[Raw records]
###
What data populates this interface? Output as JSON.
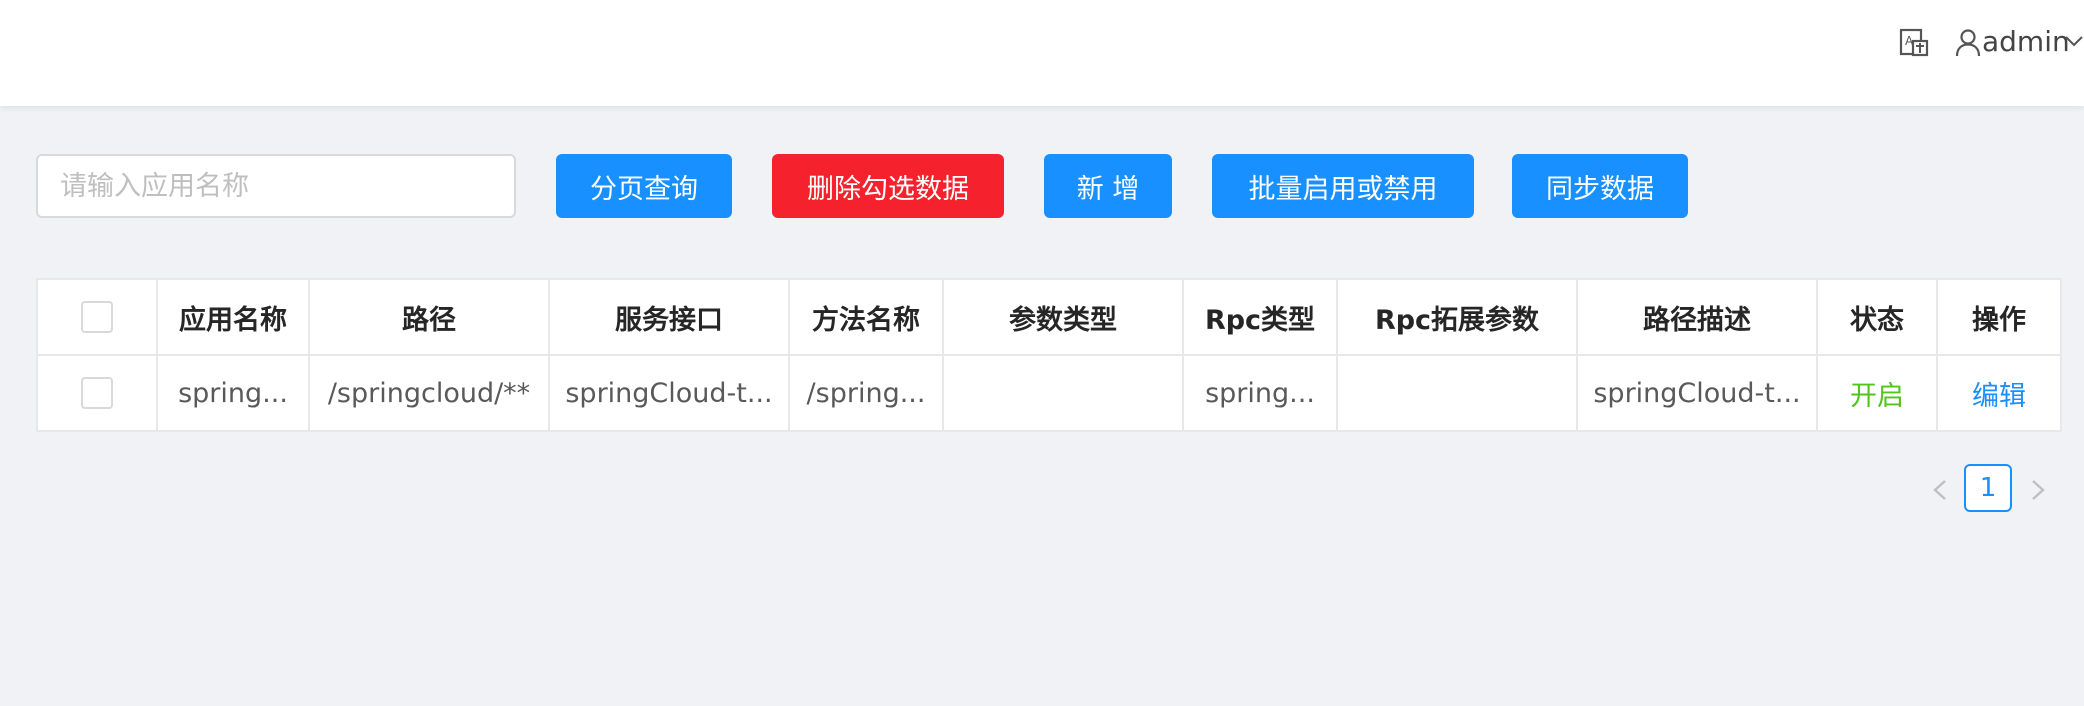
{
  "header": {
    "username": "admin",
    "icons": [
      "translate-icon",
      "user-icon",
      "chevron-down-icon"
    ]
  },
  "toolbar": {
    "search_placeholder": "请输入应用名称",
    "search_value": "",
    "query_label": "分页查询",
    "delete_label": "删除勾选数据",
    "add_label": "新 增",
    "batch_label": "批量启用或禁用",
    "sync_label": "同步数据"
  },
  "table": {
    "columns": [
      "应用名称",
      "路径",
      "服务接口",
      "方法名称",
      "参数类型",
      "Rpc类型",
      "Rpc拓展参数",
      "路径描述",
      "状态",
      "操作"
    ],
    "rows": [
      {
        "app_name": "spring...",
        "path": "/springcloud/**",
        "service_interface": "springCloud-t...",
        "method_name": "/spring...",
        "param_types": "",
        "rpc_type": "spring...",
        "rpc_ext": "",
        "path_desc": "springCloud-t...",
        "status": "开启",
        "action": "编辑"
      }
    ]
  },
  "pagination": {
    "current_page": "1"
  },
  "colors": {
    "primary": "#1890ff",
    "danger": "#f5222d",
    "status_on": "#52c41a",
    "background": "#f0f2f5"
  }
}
###
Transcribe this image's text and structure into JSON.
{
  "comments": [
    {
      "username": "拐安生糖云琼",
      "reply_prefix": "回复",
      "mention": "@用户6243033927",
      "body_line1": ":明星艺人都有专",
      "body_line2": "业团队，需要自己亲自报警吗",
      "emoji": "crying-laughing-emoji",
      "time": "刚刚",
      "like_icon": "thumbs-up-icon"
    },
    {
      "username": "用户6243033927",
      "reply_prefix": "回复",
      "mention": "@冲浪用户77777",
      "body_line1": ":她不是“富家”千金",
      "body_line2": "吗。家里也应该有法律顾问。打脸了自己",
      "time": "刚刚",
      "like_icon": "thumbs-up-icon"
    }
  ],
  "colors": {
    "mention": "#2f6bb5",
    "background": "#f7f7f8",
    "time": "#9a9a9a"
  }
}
###
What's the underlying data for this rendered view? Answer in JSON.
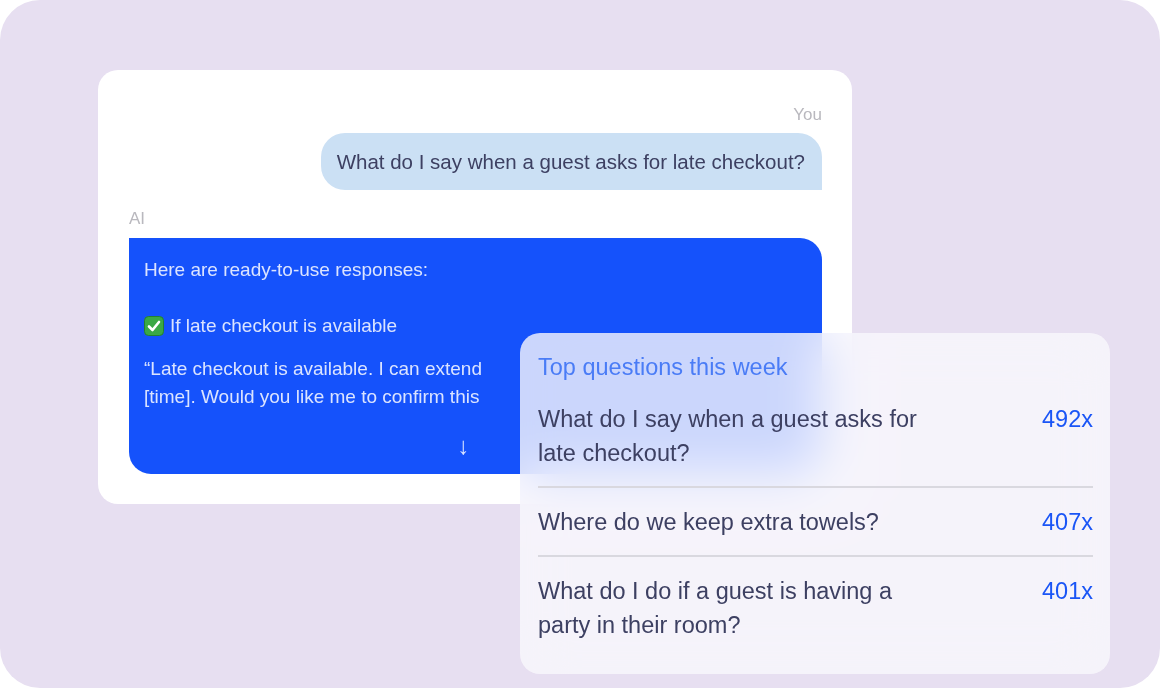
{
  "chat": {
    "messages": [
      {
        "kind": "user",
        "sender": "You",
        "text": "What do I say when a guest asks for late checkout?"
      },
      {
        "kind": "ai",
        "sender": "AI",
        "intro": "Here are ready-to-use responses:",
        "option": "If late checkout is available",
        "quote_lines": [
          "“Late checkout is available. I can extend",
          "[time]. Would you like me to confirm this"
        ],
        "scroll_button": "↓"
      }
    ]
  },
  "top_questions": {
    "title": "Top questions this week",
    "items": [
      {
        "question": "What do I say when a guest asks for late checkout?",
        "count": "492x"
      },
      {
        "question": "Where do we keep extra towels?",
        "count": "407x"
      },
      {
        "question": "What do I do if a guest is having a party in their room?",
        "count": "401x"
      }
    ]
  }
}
###
WHAT THE EXERCISE ASKS: Show the lines of the records that include the string "this".

THE COMPLETED TASK:
What data populates this interface? Output as JSON.
Transcribe this image's text and structure into JSON.
What's the underlying data for this rendered view? Answer in JSON.
          "[time]. Would you like me to confirm this"
    "title": "Top questions this week",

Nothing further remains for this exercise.